EXERCISE INSTRUCTIONS
Every record below should be repeated exactly, with the pictures left out.

GIVEN INFORMATION

BEGIN

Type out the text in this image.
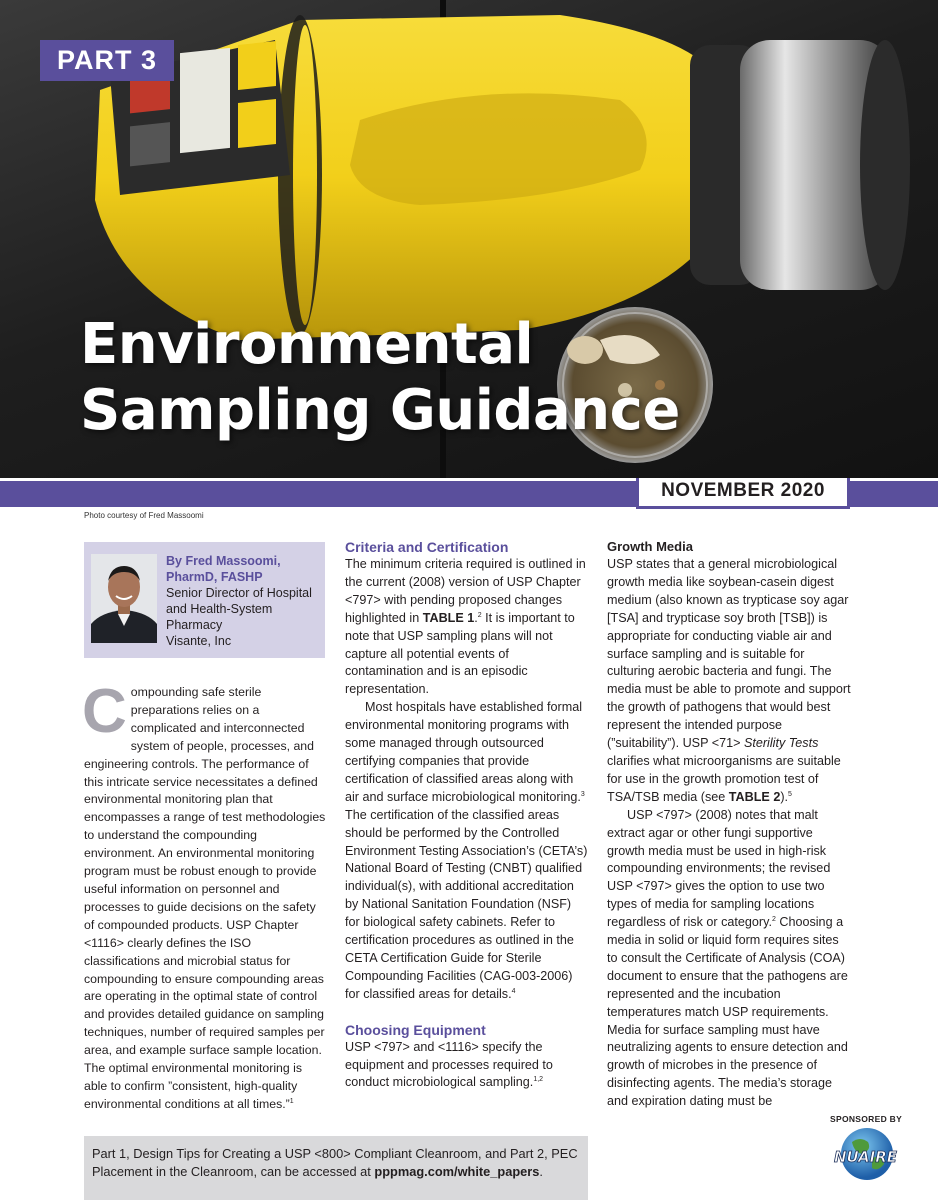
PART 3
Environmental
Sampling Guidance
NOVEMBER 2020
Photo courtesy of Fred Massoomi
By Fred Massoomi, PharmD, FASHP
Senior Director of Hospital and Health-System Pharmacy
Visante, Inc

Compounding safe sterile preparations relies on a complicated and interconnected system of people, processes, and engineering controls. The performance of this intricate service necessitates a defined environmental monitoring plan that encompasses a range of test methodologies to understand the compounding environment. An environmental monitoring program must be robust enough to provide useful information on personnel and processes to guide decisions on the safety of compounded products. USP Chapter <1116> clearly defines the ISO classifications and microbial status for compounding to ensure compounding areas are operating in the optimal state of control and provides detailed guidance on sampling techniques, number of required samples per area, and example surface sample location. The optimal environmental monitoring is able to confirm ”consistent, high-quality environmental conditions at all times.”$^1$

Criteria and Certification

The minimum criteria required is outlined in the current (2008) version of USP Chapter <797> with pending proposed changes highlighted in TABLE 1.$^2$ It is important to note that USP sampling plans will not capture all potential events of contamination and is an episodic representation.

Most hospitals have established formal environmental monitoring programs with some managed through outsourced certifying companies that provide certification of classified areas along with air and surface microbiological monitoring.$^3$ The certification of the classified areas should be performed by the Controlled Environment Testing Association’s (CETA’s) National Board of Testing (CNBT) qualified individual(s), with additional accreditation by National Sanitation Foundation (NSF) for biological safety cabinets. Refer to certification procedures as outlined in the CETA Certification Guide for Sterile Compounding Facilities (CAG-003-2006) for classified areas for details.$^4$

Choosing Equipment

USP <797> and <1116> specify the equipment and processes required to conduct microbiological sampling.$^{1,2}$

Growth Media

USP states that a general microbiological growth media like soybean-casein digest medium (also known as trypticase soy agar [TSA] and trypticase soy broth [TSB]) is appropriate for conducting viable air and surface sampling and is suitable for culturing aerobic bacteria and fungi. The media must be able to promote and support the growth of pathogens that would best represent the intended purpose (”suitability”). USP <71> Sterility Tests clarifies what microorganisms are suitable for use in the growth promotion test of TSA/TSB media (see TABLE 2).$^5$

USP <797> (2008) notes that malt extract agar or other fungi supportive growth media must be used in high-risk compounding environments; the revised USP <797> gives the option to use two types of media for sampling locations regardless of risk or category.$^2$ Choosing a media in solid or liquid form requires sites to consult the Certificate of Analysis (COA) document to ensure that the pathogens are represented and the incubation temperatures match USP requirements. Media for surface sampling must have neutralizing agents to ensure detection and growth of microbes in the presence of disinfecting agents. The media’s storage and expiration dating must be

Part 1, Design Tips for Creating a USP <800> Compliant Cleanroom, and Part 2, PEC Placement in the Cleanroom, can be accessed at pppmag.com/white_papers.

SPONSORED BY
NUAIRE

END

TASK RESULT
Type out the text in this image.
PART 3
Environmental
Sampling Guidance
NOVEMBER 2020
Photo courtesy of Fred Massoomi
By Fred Massoomi, PharmD, FASHP
Senior Director of Hospital and Health-System Pharmacy
Visante, Inc

Compounding safe sterile preparations relies on a complicated and interconnected system of people, processes, and engineering controls. The performance of this intricate service necessitates a defined environmental monitoring plan that encompasses a range of test methodologies to understand the compounding environment. An environmental monitoring program must be robust enough to provide useful information on personnel and processes to guide decisions on the safety of compounded products. USP Chapter <1116> clearly defines the ISO classifications and microbial status for compounding to ensure compounding areas are operating in the optimal state of control and provides detailed guidance on sampling techniques, number of required samples per area, and example surface sample location. The optimal environmental monitoring is able to confirm ”consistent, high-quality environmental conditions at all times.”$^1$

Criteria and Certification

The minimum criteria required is outlined in the current (2008) version of USP Chapter <797> with pending proposed changes highlighted in TABLE 1.$^2$ It is important to note that USP sampling plans will not capture all potential events of contamination and is an episodic representation.

Most hospitals have established formal environmental monitoring programs with some managed through outsourced certifying companies that provide certification of classified areas along with air and surface microbiological monitoring.$^3$ The certification of the classified areas should be performed by the Controlled Environment Testing Association’s (CETA’s) National Board of Testing (CNBT) qualified individual(s), with additional accreditation by National Sanitation Foundation (NSF) for biological safety cabinets. Refer to certification procedures as outlined in the CETA Certification Guide for Sterile Compounding Facilities (CAG-003-2006) for classified areas for details.$^4$

Choosing Equipment

USP <797> and <1116> specify the equipment and processes required to conduct microbiological sampling.$^{1,2}$

Growth Media

USP states that a general microbiological growth media like soybean-casein digest medium (also known as trypticase soy agar [TSA] and trypticase soy broth [TSB]) is appropriate for conducting viable air and surface sampling and is suitable for culturing aerobic bacteria and fungi. The media must be able to promote and support the growth of pathogens that would best represent the intended purpose (”suitability”). USP <71> Sterility Tests clarifies what microorganisms are suitable for use in the growth promotion test of TSA/TSB media (see TABLE 2).$^5$

USP <797> (2008) notes that malt extract agar or other fungi supportive growth media must be used in high-risk compounding environments; the revised USP <797> gives the option to use two types of media for sampling locations regardless of risk or category.$^2$ Choosing a media in solid or liquid form requires sites to consult the Certificate of Analysis (COA) document to ensure that the pathogens are represented and the incubation temperatures match USP requirements. Media for surface sampling must have neutralizing agents to ensure detection and growth of microbes in the presence of disinfecting agents. The media’s storage and expiration dating must be

Part 1, Design Tips for Creating a USP <800> Compliant Cleanroom, and Part 2, PEC Placement in the Cleanroom, can be accessed at pppmag.com/white_papers.

SPONSORED BY
NUAIRE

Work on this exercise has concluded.